►

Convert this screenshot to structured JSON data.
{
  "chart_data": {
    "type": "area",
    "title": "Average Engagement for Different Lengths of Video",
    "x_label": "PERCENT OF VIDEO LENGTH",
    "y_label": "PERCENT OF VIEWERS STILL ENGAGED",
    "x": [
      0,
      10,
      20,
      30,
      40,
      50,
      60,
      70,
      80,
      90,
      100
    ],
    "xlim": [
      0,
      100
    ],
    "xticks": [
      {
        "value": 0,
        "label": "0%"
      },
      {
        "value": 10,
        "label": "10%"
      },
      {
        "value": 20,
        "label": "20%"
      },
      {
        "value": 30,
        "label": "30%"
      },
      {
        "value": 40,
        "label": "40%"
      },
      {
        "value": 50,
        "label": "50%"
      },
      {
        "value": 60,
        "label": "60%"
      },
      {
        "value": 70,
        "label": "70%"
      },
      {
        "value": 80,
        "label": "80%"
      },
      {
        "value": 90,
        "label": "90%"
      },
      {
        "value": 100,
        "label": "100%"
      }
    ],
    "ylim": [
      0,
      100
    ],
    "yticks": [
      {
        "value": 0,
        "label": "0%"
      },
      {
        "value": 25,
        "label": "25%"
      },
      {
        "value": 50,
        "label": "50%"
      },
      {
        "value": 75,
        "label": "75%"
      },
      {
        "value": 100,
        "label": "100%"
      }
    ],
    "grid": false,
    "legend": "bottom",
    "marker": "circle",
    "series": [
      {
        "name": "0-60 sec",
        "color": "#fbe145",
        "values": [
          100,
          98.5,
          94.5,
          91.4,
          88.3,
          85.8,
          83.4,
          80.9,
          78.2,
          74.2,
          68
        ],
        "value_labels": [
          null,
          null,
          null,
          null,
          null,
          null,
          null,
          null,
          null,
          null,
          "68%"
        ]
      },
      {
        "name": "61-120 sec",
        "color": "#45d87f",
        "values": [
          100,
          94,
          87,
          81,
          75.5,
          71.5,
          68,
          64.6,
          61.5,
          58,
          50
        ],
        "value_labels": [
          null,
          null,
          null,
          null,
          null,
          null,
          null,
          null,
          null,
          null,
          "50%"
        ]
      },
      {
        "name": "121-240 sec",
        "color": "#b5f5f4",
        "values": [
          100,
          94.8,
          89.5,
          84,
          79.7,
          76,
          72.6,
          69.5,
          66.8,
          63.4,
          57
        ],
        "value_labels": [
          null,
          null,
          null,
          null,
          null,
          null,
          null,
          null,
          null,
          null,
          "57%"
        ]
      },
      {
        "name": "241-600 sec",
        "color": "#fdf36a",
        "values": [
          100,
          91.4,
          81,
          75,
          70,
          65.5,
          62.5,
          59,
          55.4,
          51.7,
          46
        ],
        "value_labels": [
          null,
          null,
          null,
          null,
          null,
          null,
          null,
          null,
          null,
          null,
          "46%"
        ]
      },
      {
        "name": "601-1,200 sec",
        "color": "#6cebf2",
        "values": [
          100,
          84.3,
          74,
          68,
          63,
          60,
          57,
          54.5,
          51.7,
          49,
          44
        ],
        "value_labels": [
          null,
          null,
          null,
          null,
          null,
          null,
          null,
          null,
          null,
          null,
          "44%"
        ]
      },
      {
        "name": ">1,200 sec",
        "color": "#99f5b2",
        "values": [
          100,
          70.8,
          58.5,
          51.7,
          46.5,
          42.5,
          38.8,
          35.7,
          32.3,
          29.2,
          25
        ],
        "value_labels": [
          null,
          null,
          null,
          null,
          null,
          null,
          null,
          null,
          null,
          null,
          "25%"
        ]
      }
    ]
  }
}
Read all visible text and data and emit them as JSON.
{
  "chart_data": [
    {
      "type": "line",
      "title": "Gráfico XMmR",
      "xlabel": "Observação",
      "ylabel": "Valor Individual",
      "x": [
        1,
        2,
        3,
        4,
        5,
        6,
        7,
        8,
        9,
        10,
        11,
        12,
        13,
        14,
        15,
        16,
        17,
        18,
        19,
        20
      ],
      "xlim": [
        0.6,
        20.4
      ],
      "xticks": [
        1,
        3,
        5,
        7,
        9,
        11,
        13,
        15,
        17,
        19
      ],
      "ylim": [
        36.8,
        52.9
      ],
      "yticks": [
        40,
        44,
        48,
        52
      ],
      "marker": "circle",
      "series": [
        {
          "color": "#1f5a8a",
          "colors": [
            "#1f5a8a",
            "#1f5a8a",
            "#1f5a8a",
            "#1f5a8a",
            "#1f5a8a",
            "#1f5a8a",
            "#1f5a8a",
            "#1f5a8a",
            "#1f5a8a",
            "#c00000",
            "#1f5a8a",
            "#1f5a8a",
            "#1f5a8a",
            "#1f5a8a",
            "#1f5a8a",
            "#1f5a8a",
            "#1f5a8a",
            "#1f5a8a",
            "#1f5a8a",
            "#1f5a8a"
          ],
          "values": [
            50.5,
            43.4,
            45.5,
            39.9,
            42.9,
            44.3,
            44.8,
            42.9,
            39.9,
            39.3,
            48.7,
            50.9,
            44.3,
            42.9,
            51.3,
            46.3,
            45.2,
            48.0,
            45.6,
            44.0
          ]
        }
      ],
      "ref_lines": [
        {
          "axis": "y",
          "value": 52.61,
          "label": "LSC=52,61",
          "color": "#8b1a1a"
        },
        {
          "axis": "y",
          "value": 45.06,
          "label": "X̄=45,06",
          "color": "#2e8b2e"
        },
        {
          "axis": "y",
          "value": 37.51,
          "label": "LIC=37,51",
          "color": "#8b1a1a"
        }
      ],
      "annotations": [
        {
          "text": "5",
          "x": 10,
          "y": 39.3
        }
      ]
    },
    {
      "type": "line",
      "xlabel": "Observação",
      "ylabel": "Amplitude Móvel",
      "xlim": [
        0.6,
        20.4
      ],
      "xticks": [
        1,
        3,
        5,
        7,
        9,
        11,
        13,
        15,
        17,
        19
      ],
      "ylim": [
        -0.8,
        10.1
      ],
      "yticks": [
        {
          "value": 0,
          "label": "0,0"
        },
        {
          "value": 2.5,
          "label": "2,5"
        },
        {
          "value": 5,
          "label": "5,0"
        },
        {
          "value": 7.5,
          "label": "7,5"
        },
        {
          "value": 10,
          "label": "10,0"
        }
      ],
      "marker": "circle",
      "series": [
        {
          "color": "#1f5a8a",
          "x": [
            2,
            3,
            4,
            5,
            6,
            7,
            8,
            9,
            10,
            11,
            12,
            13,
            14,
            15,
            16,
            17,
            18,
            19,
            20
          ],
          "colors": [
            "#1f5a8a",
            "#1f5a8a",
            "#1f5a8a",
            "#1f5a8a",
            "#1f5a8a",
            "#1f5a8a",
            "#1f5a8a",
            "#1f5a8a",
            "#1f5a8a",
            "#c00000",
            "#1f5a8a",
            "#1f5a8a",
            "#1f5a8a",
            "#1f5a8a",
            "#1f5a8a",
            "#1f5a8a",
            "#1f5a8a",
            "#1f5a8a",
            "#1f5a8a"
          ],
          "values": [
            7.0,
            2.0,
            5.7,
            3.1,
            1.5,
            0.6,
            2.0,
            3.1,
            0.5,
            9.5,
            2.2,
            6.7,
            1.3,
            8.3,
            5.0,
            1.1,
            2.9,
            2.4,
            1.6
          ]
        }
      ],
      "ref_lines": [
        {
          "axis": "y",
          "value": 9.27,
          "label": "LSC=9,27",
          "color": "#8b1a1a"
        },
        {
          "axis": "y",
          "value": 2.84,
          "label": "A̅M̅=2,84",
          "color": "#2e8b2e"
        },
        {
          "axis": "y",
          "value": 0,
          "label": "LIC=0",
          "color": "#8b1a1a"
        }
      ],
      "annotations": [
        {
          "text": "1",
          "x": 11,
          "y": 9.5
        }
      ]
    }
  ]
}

◄

• _What this task involves_
Restate each entry exactly, skipping none.

• _Result for this exercise_
Convert this screenshot to structured JSON data.
{
  "chart_data": {
    "type": "area",
    "title": "Average Engagement for Different Lengths of Video",
    "x_label": "PERCENT OF VIDEO LENGTH",
    "y_label": "PERCENT OF VIEWERS STILL ENGAGED",
    "x": [
      0,
      10,
      20,
      30,
      40,
      50,
      60,
      70,
      80,
      90,
      100
    ],
    "xlim": [
      0,
      100
    ],
    "xticks": [
      {
        "value": 0,
        "label": "0%"
      },
      {
        "value": 10,
        "label": "10%"
      },
      {
        "value": 20,
        "label": "20%"
      },
      {
        "value": 30,
        "label": "30%"
      },
      {
        "value": 40,
        "label": "40%"
      },
      {
        "value": 50,
        "label": "50%"
      },
      {
        "value": 60,
        "label": "60%"
      },
      {
        "value": 70,
        "label": "70%"
      },
      {
        "value": 80,
        "label": "80%"
      },
      {
        "value": 90,
        "label": "90%"
      },
      {
        "value": 100,
        "label": "100%"
      }
    ],
    "ylim": [
      0,
      100
    ],
    "yticks": [
      {
        "value": 0,
        "label": "0%"
      },
      {
        "value": 25,
        "label": "25%"
      },
      {
        "value": 50,
        "label": "50%"
      },
      {
        "value": 75,
        "label": "75%"
      },
      {
        "value": 100,
        "label": "100%"
      }
    ],
    "grid": false,
    "legend": "bottom",
    "marker": "circle",
    "series": [
      {
        "name": "0-60 sec",
        "color": "#fbe145",
        "values": [
          100,
          98.5,
          94.5,
          91.4,
          88.3,
          85.8,
          83.4,
          80.9,
          78.2,
          74.2,
          68
        ],
        "value_labels": [
          null,
          null,
          null,
          null,
          null,
          null,
          null,
          null,
          null,
          null,
          "68%"
        ]
      },
      {
        "name": "61-120 sec",
        "color": "#45d87f",
        "values": [
          100,
          94,
          87,
          81,
          75.5,
          71.5,
          68,
          64.6,
          61.5,
          58,
          50
        ],
        "value_labels": [
          null,
          null,
          null,
          null,
          null,
          null,
          null,
          null,
          null,
          null,
          "50%"
        ]
      },
      {
        "name": "121-240 sec",
        "color": "#b5f5f4",
        "values": [
          100,
          94.8,
          89.5,
          84,
          79.7,
          76,
          72.6,
          69.5,
          66.8,
          63.4,
          57
        ],
        "value_labels": [
          null,
          null,
          null,
          null,
          null,
          null,
          null,
          null,
          null,
          null,
          "57%"
        ]
      },
      {
        "name": "241-600 sec",
        "color": "#fdf36a",
        "values": [
          100,
          91.4,
          81,
          75,
          70,
          65.5,
          62.5,
          59,
          55.4,
          51.7,
          46
        ],
        "value_labels": [
          null,
          null,
          null,
          null,
          null,
          null,
          null,
          null,
          null,
          null,
          "46%"
        ]
      },
      {
        "name": "601-1,200 sec",
        "color": "#6cebf2",
        "values": [
          100,
          84.3,
          74,
          68,
          63,
          60,
          57,
          54.5,
          51.7,
          49,
          44
        ],
        "value_labels": [
          null,
          null,
          null,
          null,
          null,
          null,
          null,
          null,
          null,
          null,
          "44%"
        ]
      },
      {
        "name": ">1,200 sec",
        "color": "#99f5b2",
        "values": [
          100,
          70.8,
          58.5,
          51.7,
          46.5,
          42.5,
          38.8,
          35.7,
          32.3,
          29.2,
          25
        ],
        "value_labels": [
          null,
          null,
          null,
          null,
          null,
          null,
          null,
          null,
          null,
          null,
          "25%"
        ]
      }
    ]
  }
}
Read all visible text and data and emit them as JSON.
{
  "chart_data": [
    {
      "type": "line",
      "title": "Gráfico XMmR",
      "xlabel": "Observação",
      "ylabel": "Valor Individual",
      "x": [
        1,
        2,
        3,
        4,
        5,
        6,
        7,
        8,
        9,
        10,
        11,
        12,
        13,
        14,
        15,
        16,
        17,
        18,
        19,
        20
      ],
      "xlim": [
        0.6,
        20.4
      ],
      "xticks": [
        1,
        3,
        5,
        7,
        9,
        11,
        13,
        15,
        17,
        19
      ],
      "ylim": [
        36.8,
        52.9
      ],
      "yticks": [
        40,
        44,
        48,
        52
      ],
      "marker": "circle",
      "series": [
        {
          "color": "#1f5a8a",
          "colors": [
            "#1f5a8a",
            "#1f5a8a",
            "#1f5a8a",
            "#1f5a8a",
            "#1f5a8a",
            "#1f5a8a",
            "#1f5a8a",
            "#1f5a8a",
            "#1f5a8a",
            "#c00000",
            "#1f5a8a",
            "#1f5a8a",
            "#1f5a8a",
            "#1f5a8a",
            "#1f5a8a",
            "#1f5a8a",
            "#1f5a8a",
            "#1f5a8a",
            "#1f5a8a",
            "#1f5a8a"
          ],
          "values": [
            50.5,
            43.4,
            45.5,
            39.9,
            42.9,
            44.3,
            44.8,
            42.9,
            39.9,
            39.3,
            48.7,
            50.9,
            44.3,
            42.9,
            51.3,
            46.3,
            45.2,
            48.0,
            45.6,
            44.0
          ]
        }
      ],
      "ref_lines": [
        {
          "axis": "y",
          "value": 52.61,
          "label": "LSC=52,61",
          "color": "#8b1a1a"
        },
        {
          "axis": "y",
          "value": 45.06,
          "label": "X̄=45,06",
          "color": "#2e8b2e"
        },
        {
          "axis": "y",
          "value": 37.51,
          "label": "LIC=37,51",
          "color": "#8b1a1a"
        }
      ],
      "annotations": [
        {
          "text": "5",
          "x": 10,
          "y": 39.3
        }
      ]
    },
    {
      "type": "line",
      "xlabel": "Observação",
      "ylabel": "Amplitude Móvel",
      "xlim": [
        0.6,
        20.4
      ],
      "xticks": [
        1,
        3,
        5,
        7,
        9,
        11,
        13,
        15,
        17,
        19
      ],
      "ylim": [
        -0.8,
        10.1
      ],
      "yticks": [
        {
          "value": 0,
          "label": "0,0"
        },
        {
          "value": 2.5,
          "label": "2,5"
        },
        {
          "value": 5,
          "label": "5,0"
        },
        {
          "value": 7.5,
          "label": "7,5"
        },
        {
          "value": 10,
          "label": "10,0"
        }
      ],
      "marker": "circle",
      "series": [
        {
          "color": "#1f5a8a",
          "x": [
            2,
            3,
            4,
            5,
            6,
            7,
            8,
            9,
            10,
            11,
            12,
            13,
            14,
            15,
            16,
            17,
            18,
            19,
            20
          ],
          "colors": [
            "#1f5a8a",
            "#1f5a8a",
            "#1f5a8a",
            "#1f5a8a",
            "#1f5a8a",
            "#1f5a8a",
            "#1f5a8a",
            "#1f5a8a",
            "#1f5a8a",
            "#c00000",
            "#1f5a8a",
            "#1f5a8a",
            "#1f5a8a",
            "#1f5a8a",
            "#1f5a8a",
            "#1f5a8a",
            "#1f5a8a",
            "#1f5a8a",
            "#1f5a8a"
          ],
          "values": [
            7.0,
            2.0,
            5.7,
            3.1,
            1.5,
            0.6,
            2.0,
            3.1,
            0.5,
            9.5,
            2.2,
            6.7,
            1.3,
            8.3,
            5.0,
            1.1,
            2.9,
            2.4,
            1.6
          ]
        }
      ],
      "ref_lines": [
        {
          "axis": "y",
          "value": 9.27,
          "label": "LSC=9,27",
          "color": "#8b1a1a"
        },
        {
          "axis": "y",
          "value": 2.84,
          "label": "A̅M̅=2,84",
          "color": "#2e8b2e"
        },
        {
          "axis": "y",
          "value": 0,
          "label": "LIC=0",
          "color": "#8b1a1a"
        }
      ],
      "annotations": [
        {
          "text": "1",
          "x": 11,
          "y": 9.5
        }
      ]
    }
  ]
}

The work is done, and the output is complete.